Of all the lines in the data below, how many contain "ylabel"? Report that number alone.

***

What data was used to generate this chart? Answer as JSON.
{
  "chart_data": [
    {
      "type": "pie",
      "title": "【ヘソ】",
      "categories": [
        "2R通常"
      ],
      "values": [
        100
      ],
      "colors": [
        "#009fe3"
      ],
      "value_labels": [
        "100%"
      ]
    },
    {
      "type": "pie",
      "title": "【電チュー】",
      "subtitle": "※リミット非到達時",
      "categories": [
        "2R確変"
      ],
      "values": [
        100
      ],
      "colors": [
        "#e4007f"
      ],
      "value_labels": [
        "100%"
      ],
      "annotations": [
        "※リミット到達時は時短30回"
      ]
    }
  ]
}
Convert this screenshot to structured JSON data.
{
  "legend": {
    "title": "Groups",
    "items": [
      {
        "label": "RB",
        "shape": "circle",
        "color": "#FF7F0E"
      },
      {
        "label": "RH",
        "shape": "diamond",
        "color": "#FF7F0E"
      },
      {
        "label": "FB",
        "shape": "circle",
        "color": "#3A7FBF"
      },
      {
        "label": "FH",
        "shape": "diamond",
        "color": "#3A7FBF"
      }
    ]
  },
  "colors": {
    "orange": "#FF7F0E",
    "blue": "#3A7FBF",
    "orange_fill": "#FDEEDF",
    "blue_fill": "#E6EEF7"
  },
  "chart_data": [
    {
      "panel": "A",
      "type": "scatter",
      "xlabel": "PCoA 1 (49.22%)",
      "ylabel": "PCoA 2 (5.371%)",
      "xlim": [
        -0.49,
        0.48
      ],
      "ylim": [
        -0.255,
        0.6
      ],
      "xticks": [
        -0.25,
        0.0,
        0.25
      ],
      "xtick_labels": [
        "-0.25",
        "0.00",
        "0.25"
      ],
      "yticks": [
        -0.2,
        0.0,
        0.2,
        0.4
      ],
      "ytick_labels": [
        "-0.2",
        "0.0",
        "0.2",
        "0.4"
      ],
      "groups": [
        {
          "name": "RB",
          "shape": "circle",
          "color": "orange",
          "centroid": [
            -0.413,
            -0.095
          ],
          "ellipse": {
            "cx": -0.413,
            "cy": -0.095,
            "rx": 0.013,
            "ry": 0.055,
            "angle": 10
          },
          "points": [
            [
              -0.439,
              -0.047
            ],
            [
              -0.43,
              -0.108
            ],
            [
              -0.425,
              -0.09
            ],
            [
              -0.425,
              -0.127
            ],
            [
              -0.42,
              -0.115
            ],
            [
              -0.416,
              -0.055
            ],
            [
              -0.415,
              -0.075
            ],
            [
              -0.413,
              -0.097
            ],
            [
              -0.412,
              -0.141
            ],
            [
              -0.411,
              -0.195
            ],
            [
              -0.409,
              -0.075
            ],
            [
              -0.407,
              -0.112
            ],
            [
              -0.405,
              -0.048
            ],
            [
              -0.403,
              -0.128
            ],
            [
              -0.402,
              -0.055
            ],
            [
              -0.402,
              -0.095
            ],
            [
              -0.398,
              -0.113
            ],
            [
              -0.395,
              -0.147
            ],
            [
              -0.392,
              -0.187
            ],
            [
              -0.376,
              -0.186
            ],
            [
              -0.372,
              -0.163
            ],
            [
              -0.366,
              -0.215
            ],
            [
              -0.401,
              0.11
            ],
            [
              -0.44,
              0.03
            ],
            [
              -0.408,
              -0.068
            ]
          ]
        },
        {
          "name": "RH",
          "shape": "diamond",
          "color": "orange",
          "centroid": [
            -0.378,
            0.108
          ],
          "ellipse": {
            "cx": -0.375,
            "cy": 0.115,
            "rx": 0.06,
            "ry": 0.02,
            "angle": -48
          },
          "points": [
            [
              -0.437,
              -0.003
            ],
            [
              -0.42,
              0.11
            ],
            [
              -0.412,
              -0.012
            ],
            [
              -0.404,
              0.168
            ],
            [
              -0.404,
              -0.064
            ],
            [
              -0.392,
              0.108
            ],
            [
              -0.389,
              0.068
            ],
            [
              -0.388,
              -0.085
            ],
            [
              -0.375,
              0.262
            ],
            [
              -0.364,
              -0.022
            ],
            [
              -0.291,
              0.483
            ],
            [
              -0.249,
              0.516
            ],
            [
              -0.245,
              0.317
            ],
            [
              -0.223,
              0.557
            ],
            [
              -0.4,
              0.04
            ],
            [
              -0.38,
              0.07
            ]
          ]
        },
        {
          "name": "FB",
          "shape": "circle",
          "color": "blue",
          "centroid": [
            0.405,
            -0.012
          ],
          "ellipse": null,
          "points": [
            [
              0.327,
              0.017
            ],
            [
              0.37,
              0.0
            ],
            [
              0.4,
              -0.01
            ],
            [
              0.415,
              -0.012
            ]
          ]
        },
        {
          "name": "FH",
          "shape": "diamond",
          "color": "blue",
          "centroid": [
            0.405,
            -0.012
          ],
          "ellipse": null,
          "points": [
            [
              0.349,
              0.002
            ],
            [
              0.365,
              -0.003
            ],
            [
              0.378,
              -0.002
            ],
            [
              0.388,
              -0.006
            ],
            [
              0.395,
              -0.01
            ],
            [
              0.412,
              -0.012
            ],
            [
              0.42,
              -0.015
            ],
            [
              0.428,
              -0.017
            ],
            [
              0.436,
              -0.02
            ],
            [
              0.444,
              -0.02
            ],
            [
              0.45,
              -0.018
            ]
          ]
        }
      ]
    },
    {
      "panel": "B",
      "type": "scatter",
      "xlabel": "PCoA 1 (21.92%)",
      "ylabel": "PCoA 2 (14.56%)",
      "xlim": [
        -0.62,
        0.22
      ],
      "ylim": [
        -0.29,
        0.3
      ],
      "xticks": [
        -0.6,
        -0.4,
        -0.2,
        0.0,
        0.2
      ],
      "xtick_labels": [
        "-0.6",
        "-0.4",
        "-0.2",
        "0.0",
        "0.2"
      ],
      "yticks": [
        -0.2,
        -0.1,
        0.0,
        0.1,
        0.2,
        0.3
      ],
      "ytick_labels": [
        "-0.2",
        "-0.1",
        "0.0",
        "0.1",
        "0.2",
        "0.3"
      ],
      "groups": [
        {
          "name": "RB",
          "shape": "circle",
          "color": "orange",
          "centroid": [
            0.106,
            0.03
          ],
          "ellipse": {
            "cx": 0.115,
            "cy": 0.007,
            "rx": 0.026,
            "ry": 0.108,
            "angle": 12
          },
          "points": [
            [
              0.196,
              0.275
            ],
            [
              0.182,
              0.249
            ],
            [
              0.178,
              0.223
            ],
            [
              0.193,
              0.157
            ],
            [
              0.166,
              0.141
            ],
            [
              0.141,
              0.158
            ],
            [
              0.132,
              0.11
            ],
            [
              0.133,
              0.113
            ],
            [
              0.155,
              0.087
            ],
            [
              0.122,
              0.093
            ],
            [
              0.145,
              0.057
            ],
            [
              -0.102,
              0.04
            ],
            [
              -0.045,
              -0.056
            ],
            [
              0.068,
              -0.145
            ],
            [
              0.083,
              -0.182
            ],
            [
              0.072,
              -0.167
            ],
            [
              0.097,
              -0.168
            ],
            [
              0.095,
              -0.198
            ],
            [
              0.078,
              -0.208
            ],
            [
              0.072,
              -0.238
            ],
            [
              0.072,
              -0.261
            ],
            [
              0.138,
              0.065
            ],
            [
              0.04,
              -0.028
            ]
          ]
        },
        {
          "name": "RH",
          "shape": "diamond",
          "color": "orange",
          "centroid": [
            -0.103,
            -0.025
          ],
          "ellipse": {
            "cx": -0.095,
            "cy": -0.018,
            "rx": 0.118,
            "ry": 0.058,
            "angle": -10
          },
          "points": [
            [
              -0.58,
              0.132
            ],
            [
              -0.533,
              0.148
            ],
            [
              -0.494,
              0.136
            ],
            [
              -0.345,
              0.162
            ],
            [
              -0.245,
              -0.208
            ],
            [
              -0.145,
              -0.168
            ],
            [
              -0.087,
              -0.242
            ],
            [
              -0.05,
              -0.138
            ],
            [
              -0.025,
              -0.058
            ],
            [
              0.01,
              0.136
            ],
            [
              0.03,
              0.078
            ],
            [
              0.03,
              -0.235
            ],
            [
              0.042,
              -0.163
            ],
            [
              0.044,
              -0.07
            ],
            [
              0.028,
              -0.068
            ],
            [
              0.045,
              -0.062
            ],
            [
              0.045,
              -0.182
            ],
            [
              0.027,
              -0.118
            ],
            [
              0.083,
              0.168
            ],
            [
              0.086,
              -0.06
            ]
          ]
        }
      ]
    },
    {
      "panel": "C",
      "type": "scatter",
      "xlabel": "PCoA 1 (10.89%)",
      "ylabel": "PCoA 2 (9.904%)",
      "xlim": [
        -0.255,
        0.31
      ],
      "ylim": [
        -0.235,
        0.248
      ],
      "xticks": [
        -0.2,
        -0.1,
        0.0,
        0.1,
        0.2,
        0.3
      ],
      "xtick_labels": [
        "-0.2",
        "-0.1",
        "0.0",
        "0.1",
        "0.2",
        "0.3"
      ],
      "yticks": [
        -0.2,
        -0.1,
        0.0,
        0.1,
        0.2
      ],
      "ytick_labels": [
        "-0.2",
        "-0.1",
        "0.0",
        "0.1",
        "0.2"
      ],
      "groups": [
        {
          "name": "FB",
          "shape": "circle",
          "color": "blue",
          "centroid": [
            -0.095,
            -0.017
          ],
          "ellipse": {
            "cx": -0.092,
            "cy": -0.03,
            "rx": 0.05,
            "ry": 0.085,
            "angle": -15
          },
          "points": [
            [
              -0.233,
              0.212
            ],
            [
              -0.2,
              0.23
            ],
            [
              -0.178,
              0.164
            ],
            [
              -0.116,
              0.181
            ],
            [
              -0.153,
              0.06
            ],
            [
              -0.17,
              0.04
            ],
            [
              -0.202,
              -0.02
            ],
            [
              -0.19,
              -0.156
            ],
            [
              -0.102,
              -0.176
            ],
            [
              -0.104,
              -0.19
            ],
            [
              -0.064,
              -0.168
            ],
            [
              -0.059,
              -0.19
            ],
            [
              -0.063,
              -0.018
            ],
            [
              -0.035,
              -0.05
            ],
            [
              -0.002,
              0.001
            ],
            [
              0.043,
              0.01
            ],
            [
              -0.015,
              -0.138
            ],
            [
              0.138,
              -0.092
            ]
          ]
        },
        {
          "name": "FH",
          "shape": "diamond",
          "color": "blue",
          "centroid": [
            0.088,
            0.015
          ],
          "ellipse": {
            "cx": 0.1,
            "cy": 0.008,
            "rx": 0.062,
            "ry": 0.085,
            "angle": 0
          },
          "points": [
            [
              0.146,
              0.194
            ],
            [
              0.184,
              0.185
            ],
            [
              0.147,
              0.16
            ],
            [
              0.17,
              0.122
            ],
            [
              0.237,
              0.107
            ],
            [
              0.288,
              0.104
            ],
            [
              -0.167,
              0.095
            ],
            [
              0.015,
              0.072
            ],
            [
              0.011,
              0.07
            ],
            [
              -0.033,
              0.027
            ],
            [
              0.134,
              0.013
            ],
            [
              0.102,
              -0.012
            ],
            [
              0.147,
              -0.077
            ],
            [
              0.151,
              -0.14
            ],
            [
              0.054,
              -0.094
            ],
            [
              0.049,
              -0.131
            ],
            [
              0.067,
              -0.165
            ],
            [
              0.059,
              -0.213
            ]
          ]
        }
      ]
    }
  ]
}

***

• ANSWER
3